# [What is needed]
Pull every line holding the string "рублевъ" from the records below.

# [Dataset entries]
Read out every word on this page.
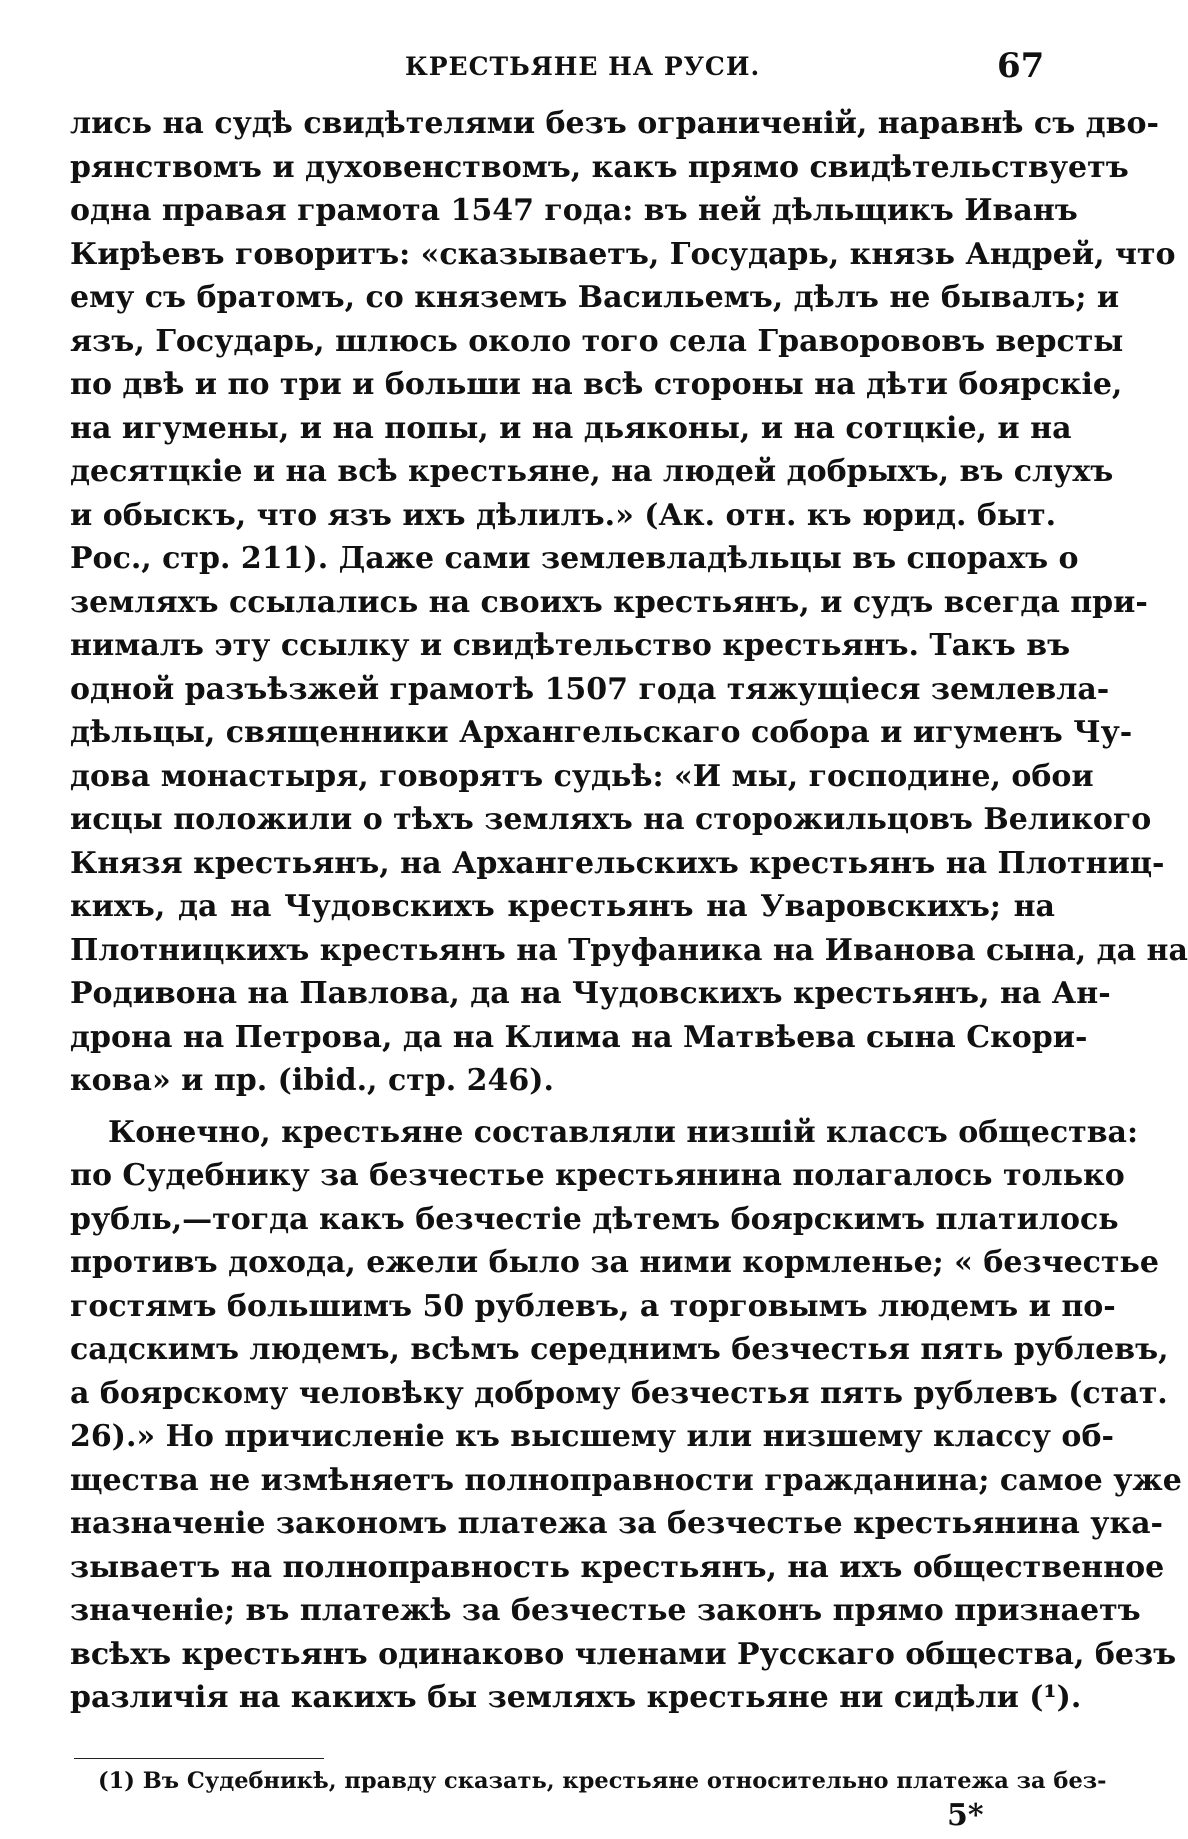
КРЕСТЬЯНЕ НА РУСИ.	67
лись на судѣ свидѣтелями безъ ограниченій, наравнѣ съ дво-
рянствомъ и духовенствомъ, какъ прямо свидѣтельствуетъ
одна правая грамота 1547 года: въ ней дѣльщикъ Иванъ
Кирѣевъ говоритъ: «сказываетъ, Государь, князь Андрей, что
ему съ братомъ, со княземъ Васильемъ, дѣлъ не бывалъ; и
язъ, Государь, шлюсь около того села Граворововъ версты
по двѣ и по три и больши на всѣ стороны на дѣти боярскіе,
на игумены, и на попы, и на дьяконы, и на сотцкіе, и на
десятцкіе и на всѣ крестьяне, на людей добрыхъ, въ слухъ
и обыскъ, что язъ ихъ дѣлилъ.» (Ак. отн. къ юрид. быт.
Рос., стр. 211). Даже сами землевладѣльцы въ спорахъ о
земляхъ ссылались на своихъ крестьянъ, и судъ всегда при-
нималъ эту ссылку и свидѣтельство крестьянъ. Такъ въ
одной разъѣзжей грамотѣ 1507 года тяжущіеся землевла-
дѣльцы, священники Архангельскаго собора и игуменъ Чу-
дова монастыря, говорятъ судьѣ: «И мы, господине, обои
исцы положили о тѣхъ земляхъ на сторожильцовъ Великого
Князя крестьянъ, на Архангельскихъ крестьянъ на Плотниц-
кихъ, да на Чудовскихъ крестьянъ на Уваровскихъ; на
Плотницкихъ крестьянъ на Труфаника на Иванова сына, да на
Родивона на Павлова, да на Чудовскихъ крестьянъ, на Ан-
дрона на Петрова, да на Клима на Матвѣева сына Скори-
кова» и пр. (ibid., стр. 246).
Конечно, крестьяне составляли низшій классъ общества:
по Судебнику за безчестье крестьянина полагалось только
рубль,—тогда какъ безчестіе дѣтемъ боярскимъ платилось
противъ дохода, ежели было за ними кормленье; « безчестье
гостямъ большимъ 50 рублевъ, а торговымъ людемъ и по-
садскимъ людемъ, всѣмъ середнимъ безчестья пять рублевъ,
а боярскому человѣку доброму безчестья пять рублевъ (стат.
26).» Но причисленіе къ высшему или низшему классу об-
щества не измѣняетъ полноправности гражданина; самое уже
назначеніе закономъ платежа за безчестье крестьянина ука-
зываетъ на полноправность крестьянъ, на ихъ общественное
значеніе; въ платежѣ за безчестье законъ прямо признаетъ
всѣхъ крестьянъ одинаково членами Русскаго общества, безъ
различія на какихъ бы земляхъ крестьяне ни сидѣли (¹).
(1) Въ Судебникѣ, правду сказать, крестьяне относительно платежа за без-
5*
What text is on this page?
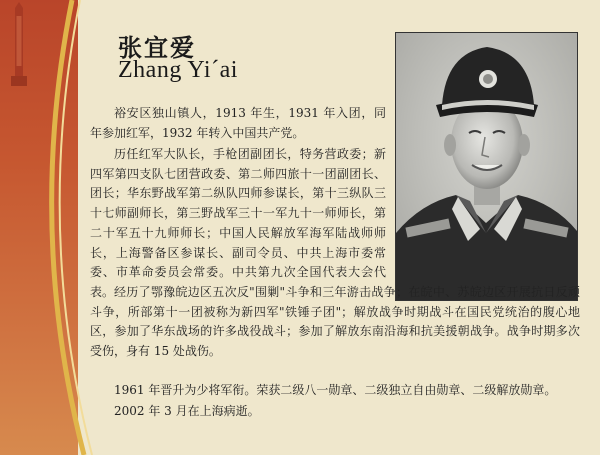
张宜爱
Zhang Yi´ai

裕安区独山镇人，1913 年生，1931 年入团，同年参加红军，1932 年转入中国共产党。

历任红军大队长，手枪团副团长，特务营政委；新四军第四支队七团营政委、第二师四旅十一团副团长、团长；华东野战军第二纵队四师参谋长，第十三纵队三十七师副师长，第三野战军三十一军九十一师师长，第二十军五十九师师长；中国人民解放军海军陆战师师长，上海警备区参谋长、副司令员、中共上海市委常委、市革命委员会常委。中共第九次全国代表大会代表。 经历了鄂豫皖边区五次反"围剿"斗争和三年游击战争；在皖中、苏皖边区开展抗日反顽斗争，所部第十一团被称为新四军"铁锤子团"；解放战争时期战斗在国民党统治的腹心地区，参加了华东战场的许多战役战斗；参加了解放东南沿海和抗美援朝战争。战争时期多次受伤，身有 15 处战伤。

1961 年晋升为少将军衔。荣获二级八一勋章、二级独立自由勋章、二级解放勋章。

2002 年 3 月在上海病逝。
--
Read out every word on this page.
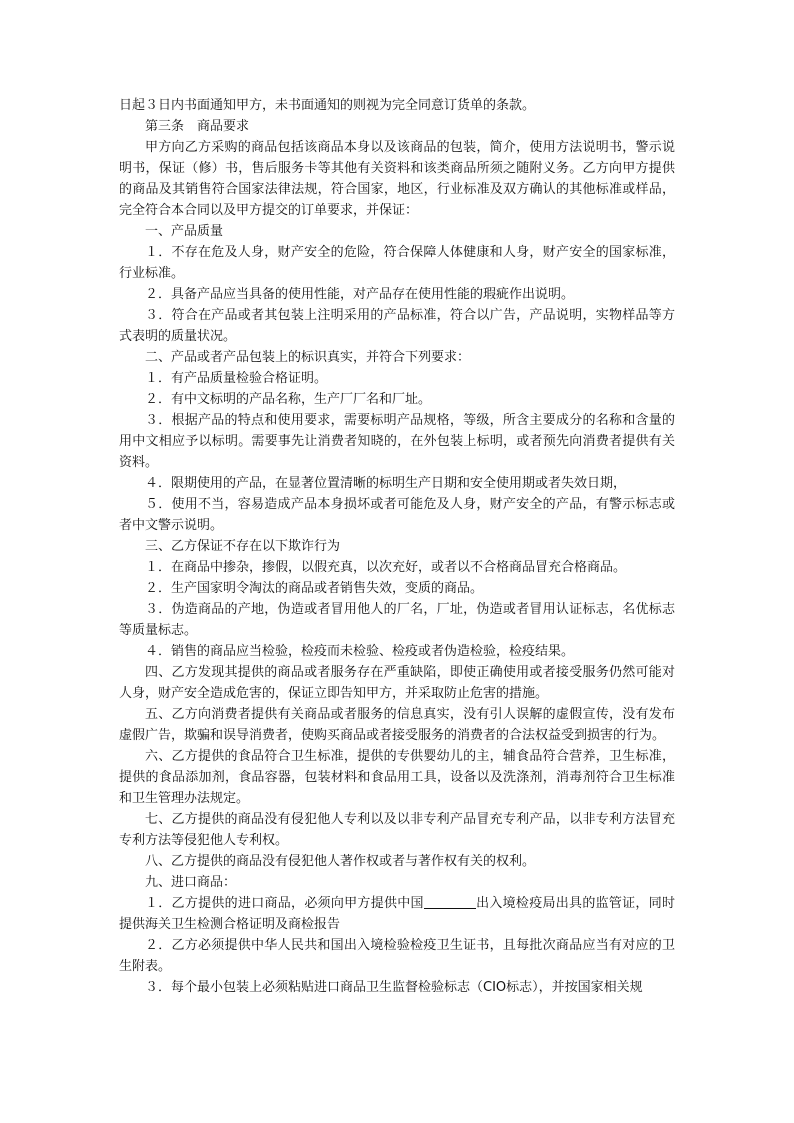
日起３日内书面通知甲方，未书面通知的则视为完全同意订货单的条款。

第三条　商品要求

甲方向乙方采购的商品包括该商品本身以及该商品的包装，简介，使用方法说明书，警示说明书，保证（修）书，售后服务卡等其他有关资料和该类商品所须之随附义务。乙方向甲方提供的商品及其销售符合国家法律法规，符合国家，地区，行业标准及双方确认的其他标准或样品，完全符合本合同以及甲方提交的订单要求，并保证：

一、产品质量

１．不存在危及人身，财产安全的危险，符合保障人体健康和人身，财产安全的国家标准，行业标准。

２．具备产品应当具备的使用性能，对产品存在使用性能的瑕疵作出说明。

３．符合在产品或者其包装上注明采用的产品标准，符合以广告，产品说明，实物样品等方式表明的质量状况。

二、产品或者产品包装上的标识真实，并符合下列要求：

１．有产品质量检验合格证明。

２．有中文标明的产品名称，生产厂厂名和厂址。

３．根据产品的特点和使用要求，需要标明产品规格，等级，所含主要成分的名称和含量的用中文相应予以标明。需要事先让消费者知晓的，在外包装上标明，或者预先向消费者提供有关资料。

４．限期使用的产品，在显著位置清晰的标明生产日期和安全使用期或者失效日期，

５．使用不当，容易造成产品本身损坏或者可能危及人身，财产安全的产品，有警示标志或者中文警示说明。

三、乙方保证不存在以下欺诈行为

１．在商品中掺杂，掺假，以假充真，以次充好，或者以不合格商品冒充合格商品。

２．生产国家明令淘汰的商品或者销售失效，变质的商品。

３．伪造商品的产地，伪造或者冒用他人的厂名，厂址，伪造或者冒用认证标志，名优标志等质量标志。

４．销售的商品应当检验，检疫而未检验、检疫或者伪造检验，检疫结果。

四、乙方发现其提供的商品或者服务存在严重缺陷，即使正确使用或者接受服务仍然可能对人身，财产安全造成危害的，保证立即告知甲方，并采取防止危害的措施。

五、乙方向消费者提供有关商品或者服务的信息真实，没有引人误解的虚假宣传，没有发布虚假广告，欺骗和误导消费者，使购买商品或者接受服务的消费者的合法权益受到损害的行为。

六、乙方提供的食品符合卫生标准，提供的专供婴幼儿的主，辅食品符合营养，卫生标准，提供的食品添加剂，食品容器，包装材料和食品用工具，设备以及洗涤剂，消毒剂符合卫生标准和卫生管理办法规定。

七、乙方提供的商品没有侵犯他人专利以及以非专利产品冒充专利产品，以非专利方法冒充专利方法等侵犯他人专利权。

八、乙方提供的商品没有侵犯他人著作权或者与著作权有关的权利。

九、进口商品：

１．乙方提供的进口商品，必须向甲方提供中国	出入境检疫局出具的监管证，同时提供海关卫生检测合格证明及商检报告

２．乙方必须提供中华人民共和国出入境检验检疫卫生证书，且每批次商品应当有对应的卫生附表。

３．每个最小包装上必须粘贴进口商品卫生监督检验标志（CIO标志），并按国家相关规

# [Right answer]
гостямъ большимъ 50 рублевъ, а торговымъ людемъ и по-
садскимъ людемъ, всѣмъ середнимъ безчестья пять рублевъ,
а боярскому человѣку доброму безчестья пять рублевъ (стат.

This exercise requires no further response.